Print every entry exactly as written.

== == ==

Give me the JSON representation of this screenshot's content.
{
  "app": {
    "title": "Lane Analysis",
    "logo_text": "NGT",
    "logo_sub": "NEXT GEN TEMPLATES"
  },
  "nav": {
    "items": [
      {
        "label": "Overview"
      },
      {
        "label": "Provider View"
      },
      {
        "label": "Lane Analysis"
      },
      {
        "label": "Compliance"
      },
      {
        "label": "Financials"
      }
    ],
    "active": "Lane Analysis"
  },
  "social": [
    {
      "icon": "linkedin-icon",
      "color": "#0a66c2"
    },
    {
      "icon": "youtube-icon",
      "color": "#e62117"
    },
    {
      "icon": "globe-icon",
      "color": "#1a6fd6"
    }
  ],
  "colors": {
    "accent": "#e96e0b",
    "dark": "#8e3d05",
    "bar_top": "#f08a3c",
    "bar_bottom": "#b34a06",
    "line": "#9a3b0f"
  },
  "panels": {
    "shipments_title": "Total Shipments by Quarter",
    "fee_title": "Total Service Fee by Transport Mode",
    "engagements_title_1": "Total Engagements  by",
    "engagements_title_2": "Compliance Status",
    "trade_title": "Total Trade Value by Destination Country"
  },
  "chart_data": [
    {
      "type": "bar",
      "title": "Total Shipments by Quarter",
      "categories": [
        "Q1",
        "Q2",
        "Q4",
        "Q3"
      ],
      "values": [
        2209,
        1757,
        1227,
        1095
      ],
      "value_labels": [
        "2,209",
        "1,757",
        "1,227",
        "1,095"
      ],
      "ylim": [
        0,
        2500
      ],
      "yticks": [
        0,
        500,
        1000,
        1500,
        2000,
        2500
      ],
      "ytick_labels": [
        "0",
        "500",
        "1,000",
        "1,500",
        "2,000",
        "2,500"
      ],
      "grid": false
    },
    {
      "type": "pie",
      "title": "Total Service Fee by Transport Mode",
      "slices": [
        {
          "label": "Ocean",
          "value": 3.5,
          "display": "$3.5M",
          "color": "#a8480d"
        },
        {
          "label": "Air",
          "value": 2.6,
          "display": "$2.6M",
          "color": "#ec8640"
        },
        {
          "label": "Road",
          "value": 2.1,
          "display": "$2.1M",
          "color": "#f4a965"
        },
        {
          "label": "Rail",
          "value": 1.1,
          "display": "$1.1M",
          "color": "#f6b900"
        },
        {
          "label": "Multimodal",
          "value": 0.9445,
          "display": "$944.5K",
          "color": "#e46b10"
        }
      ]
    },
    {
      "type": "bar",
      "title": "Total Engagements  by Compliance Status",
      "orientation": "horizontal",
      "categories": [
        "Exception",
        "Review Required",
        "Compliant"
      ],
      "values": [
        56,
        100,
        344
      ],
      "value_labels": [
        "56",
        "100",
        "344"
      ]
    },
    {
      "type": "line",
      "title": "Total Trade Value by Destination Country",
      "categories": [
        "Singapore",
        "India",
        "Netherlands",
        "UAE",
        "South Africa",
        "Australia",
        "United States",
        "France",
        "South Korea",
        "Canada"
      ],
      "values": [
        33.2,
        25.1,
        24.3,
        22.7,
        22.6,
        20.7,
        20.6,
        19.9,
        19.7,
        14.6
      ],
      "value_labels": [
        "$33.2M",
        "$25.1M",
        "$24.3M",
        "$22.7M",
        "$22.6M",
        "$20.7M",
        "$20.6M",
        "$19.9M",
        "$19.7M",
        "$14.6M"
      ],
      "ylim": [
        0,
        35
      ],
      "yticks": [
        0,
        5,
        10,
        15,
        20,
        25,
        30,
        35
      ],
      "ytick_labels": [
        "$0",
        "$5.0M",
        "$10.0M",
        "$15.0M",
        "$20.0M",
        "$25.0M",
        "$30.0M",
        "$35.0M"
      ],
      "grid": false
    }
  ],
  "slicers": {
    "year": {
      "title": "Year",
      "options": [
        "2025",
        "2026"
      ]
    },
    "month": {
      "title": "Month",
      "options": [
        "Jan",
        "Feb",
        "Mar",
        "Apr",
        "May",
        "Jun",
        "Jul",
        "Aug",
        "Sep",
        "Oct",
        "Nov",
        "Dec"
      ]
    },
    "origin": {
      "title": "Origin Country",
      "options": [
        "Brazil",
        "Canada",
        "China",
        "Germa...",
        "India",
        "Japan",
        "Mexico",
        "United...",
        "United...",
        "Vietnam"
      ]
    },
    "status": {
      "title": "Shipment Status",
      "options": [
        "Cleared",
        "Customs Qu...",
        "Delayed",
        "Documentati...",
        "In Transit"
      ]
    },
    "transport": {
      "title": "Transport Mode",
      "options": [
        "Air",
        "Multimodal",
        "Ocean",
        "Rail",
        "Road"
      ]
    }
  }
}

== == ==

Written reply
Give me the JSON representation of this screenshot's content.
{
  "app": {
    "title": "Lane Analysis",
    "logo_text": "NGT",
    "logo_sub": "NEXT GEN TEMPLATES"
  },
  "nav": {
    "items": [
      {
        "label": "Overview"
      },
      {
        "label": "Provider View"
      },
      {
        "label": "Lane Analysis"
      },
      {
        "label": "Compliance"
      },
      {
        "label": "Financials"
      }
    ],
    "active": "Lane Analysis"
  },
  "social": [
    {
      "icon": "linkedin-icon",
      "color": "#0a66c2"
    },
    {
      "icon": "youtube-icon",
      "color": "#e62117"
    },
    {
      "icon": "globe-icon",
      "color": "#1a6fd6"
    }
  ],
  "colors": {
    "accent": "#e96e0b",
    "dark": "#8e3d05",
    "bar_top": "#f08a3c",
    "bar_bottom": "#b34a06",
    "line": "#9a3b0f"
  },
  "panels": {
    "shipments_title": "Total Shipments by Quarter",
    "fee_title": "Total Service Fee by Transport Mode",
    "engagements_title_1": "Total Engagements  by",
    "engagements_title_2": "Compliance Status",
    "trade_title": "Total Trade Value by Destination Country"
  },
  "chart_data": [
    {
      "type": "bar",
      "title": "Total Shipments by Quarter",
      "categories": [
        "Q1",
        "Q2",
        "Q4",
        "Q3"
      ],
      "values": [
        2209,
        1757,
        1227,
        1095
      ],
      "value_labels": [
        "2,209",
        "1,757",
        "1,227",
        "1,095"
      ],
      "ylim": [
        0,
        2500
      ],
      "yticks": [
        0,
        500,
        1000,
        1500,
        2000,
        2500
      ],
      "ytick_labels": [
        "0",
        "500",
        "1,000",
        "1,500",
        "2,000",
        "2,500"
      ],
      "grid": false
    },
    {
      "type": "pie",
      "title": "Total Service Fee by Transport Mode",
      "slices": [
        {
          "label": "Ocean",
          "value": 3.5,
          "display": "$3.5M",
          "color": "#a8480d"
        },
        {
          "label": "Air",
          "value": 2.6,
          "display": "$2.6M",
          "color": "#ec8640"
        },
        {
          "label": "Road",
          "value": 2.1,
          "display": "$2.1M",
          "color": "#f4a965"
        },
        {
          "label": "Rail",
          "value": 1.1,
          "display": "$1.1M",
          "color": "#f6b900"
        },
        {
          "label": "Multimodal",
          "value": 0.9445,
          "display": "$944.5K",
          "color": "#e46b10"
        }
      ]
    },
    {
      "type": "bar",
      "title": "Total Engagements  by Compliance Status",
      "orientation": "horizontal",
      "categories": [
        "Exception",
        "Review Required",
        "Compliant"
      ],
      "values": [
        56,
        100,
        344
      ],
      "value_labels": [
        "56",
        "100",
        "344"
      ]
    },
    {
      "type": "line",
      "title": "Total Trade Value by Destination Country",
      "categories": [
        "Singapore",
        "India",
        "Netherlands",
        "UAE",
        "South Africa",
        "Australia",
        "United States",
        "France",
        "South Korea",
        "Canada"
      ],
      "values": [
        33.2,
        25.1,
        24.3,
        22.7,
        22.6,
        20.7,
        20.6,
        19.9,
        19.7,
        14.6
      ],
      "value_labels": [
        "$33.2M",
        "$25.1M",
        "$24.3M",
        "$22.7M",
        "$22.6M",
        "$20.7M",
        "$20.6M",
        "$19.9M",
        "$19.7M",
        "$14.6M"
      ],
      "ylim": [
        0,
        35
      ],
      "yticks": [
        0,
        5,
        10,
        15,
        20,
        25,
        30,
        35
      ],
      "ytick_labels": [
        "$0",
        "$5.0M",
        "$10.0M",
        "$15.0M",
        "$20.0M",
        "$25.0M",
        "$30.0M",
        "$35.0M"
      ],
      "grid": false
    }
  ],
  "slicers": {
    "year": {
      "title": "Year",
      "options": [
        "2025",
        "2026"
      ]
    },
    "month": {
      "title": "Month",
      "options": [
        "Jan",
        "Feb",
        "Mar",
        "Apr",
        "May",
        "Jun",
        "Jul",
        "Aug",
        "Sep",
        "Oct",
        "Nov",
        "Dec"
      ]
    },
    "origin": {
      "title": "Origin Country",
      "options": [
        "Brazil",
        "Canada",
        "China",
        "Germa...",
        "India",
        "Japan",
        "Mexico",
        "United...",
        "United...",
        "Vietnam"
      ]
    },
    "status": {
      "title": "Shipment Status",
      "options": [
        "Cleared",
        "Customs Qu...",
        "Delayed",
        "Documentati...",
        "In Transit"
      ]
    },
    "transport": {
      "title": "Transport Mode",
      "options": [
        "Air",
        "Multimodal",
        "Ocean",
        "Rail",
        "Road"
      ]
    }
  }
}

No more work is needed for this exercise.